__CHALLENGE__
Keep the pictures out of the copy and repeat the records exactly.

__DATASET ROWS__
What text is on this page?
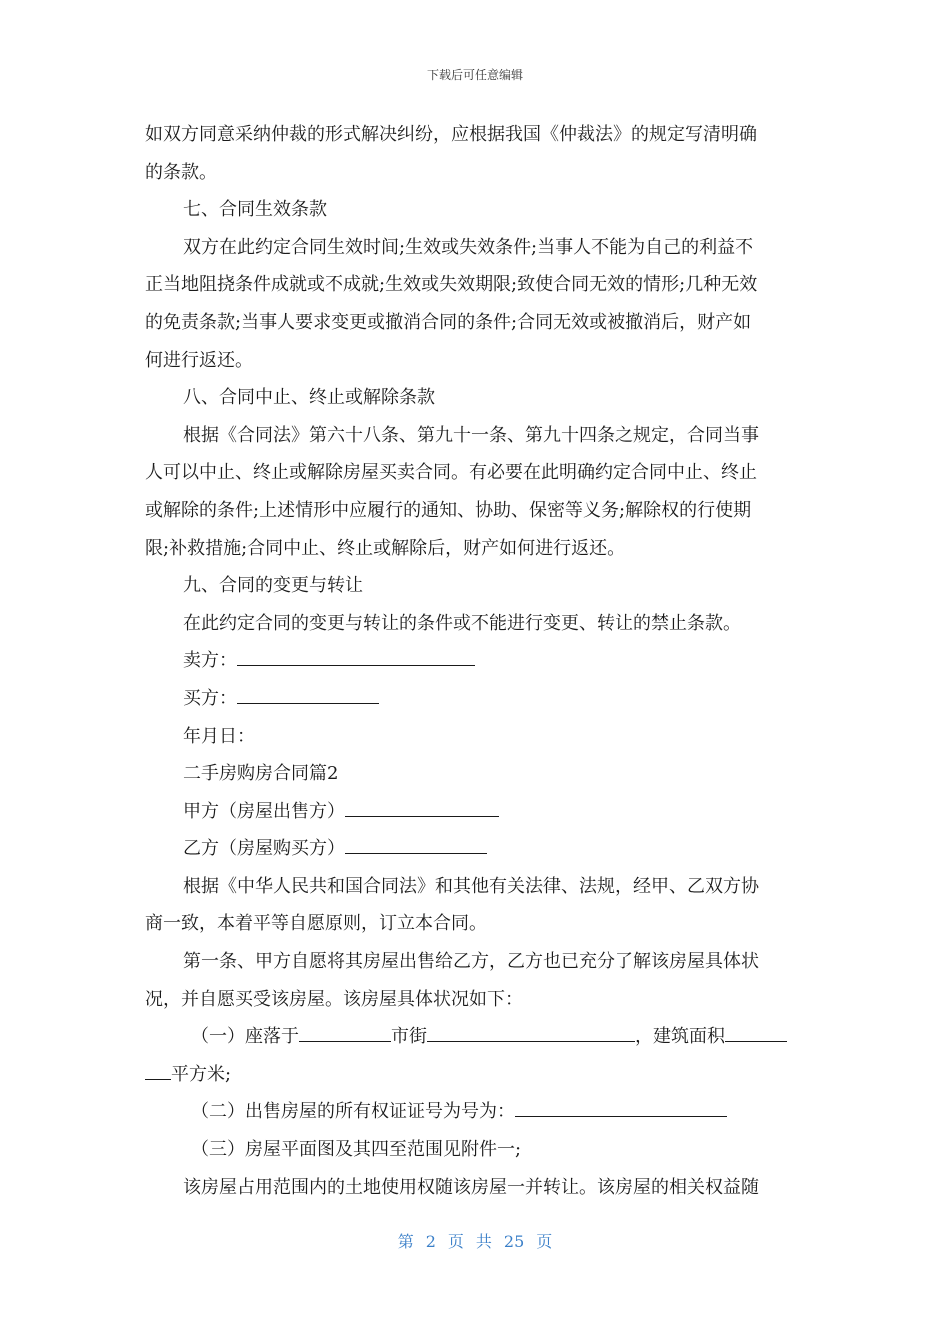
下载后可任意编辑
如双方同意采纳仲裁的形式解决纠纷，应根据我国《仲裁法》的规定写清明确
的条款。
七、合同生效条款
双方在此约定合同生效时间;生效或失效条件;当事人不能为自己的利益不
正当地阻挠条件成就或不成就;生效或失效期限;致使合同无效的情形;几种无效
的免责条款;当事人要求变更或撤消合同的条件;合同无效或被撤消后，财产如
何进行返还。
八、合同中止、终止或解除条款
根据《合同法》第六十八条、第九十一条、第九十四条之规定，合同当事
人可以中止、终止或解除房屋买卖合同。有必要在此明确约定合同中止、终止
或解除的条件;上述情形中应履行的通知、协助、保密等义务;解除权的行使期
限;补救措施;合同中止、终止或解除后，财产如何进行返还。
九、合同的变更与转让
在此约定合同的变更与转让的条件或不能进行变更、转让的禁止条款。
卖方：
买方：
年月日：
二手房购房合同篇2
甲方（房屋出售方）
乙方（房屋购买方）
根据《中华人民共和国合同法》和其他有关法律、法规，经甲、乙双方协
商一致，本着平等自愿原则，订立本合同。
第一条、甲方自愿将其房屋出售给乙方，乙方也已充分了解该房屋具体状
况，并自愿买受该房屋。该房屋具体状况如下：
（一）座落于	市街	，建筑面积
平方米;
（二）出售房屋的所有权证证号为号为：
（三）房屋平面图及其四至范围见附件一;
该房屋占用范围内的土地使用权随该房屋一并转让。该房屋的相关权益随
第 2 页 共 25 页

__EXERCISE RESULT__
What text is on this page?
下载后可任意编辑
如双方同意采纳仲裁的形式解决纠纷，应根据我国《仲裁法》的规定写清明确
的条款。
七、合同生效条款
双方在此约定合同生效时间;生效或失效条件;当事人不能为自己的利益不
正当地阻挠条件成就或不成就;生效或失效期限;致使合同无效的情形;几种无效
的免责条款;当事人要求变更或撤消合同的条件;合同无效或被撤消后，财产如
何进行返还。
八、合同中止、终止或解除条款
根据《合同法》第六十八条、第九十一条、第九十四条之规定，合同当事
人可以中止、终止或解除房屋买卖合同。有必要在此明确约定合同中止、终止
或解除的条件;上述情形中应履行的通知、协助、保密等义务;解除权的行使期
限;补救措施;合同中止、终止或解除后，财产如何进行返还。
九、合同的变更与转让
在此约定合同的变更与转让的条件或不能进行变更、转让的禁止条款。
卖方：
买方：
年月日：
二手房购房合同篇2
甲方（房屋出售方）
乙方（房屋购买方）
根据《中华人民共和国合同法》和其他有关法律、法规，经甲、乙双方协
商一致，本着平等自愿原则，订立本合同。
第一条、甲方自愿将其房屋出售给乙方，乙方也已充分了解该房屋具体状
况，并自愿买受该房屋。该房屋具体状况如下：
（一）座落于	市街	，建筑面积
平方米;
（二）出售房屋的所有权证证号为号为：
（三）房屋平面图及其四至范围见附件一;
该房屋占用范围内的土地使用权随该房屋一并转让。该房屋的相关权益随
第 2 页 共 25 页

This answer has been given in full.